### YOUR TASK
The exercise asks you to copy every line below in which "НИОКР" appears.

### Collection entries

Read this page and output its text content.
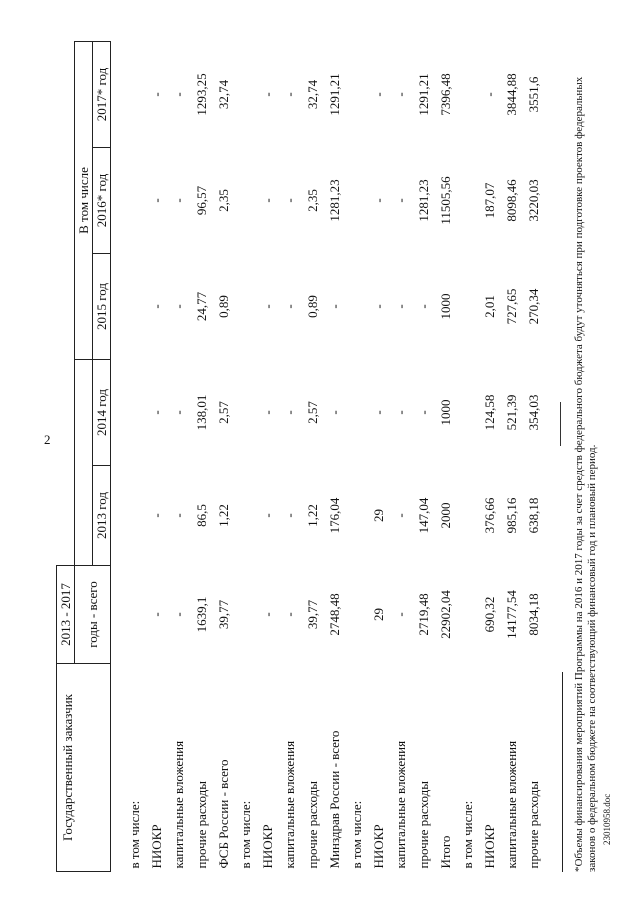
2
23010958.doc
Государственный заказчик	2013 - 2017					
	годы - всего			В том числе		
		2013 год	2014 год	2015 год	2016* год	2017* год

в том числе:						
НИОКР	-	-	-	-	-	-
капитальные вложения	-	-	-	-	-	-
прочие расходы	1639,1	86,5	138,01	24,77	96,57	1293,25
ФСБ России - всего	39,77	1,22	2,57	0,89	2,35	32,74
в том числе:						
НИОКР	-	-	-	-	-	-
капитальные вложения	-	-	-	-	-	-
прочие расходы	39,77	1,22	2,57	0,89	2,35	32,74
Минздрав России - всего	2748,48	176,04	-	-	1281,23	1291,21
в том числе:						
НИОКР	29	29	-	-	-	-
капитальные вложения	-	-	-	-	-	-
прочие расходы	2719,48	147,04	-	-	1281,23	1291,21
Итого	22902,04	2000	1000	1000	11505,56	7396,48
в том числе:						
НИОКР	690,32	376,66	124,58	2,01	187,07	-
капитальные вложения	14177,54	985,16	521,39	727,65	8098,46	3844,88
прочие расходы	8034,18	638,18	354,03	270,34	3220,03	3551,6	*Объемы финансирования мероприятий Программы на 2016 и 2017 годы за счет средств федерального бюджета будут уточняться при подготовке проектов федеральных законов о федеральном бюджете на соответствующий финансовый год и плановый период.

### SOLUTION TO THIS TASK
НИОКР	-	-	-	-	-	-
НИОКР	-	-	-	-	-	-
НИОКР	29	29	-	-	-	-
НИОКР	690,32	376,66	124,58	2,01	187,07	-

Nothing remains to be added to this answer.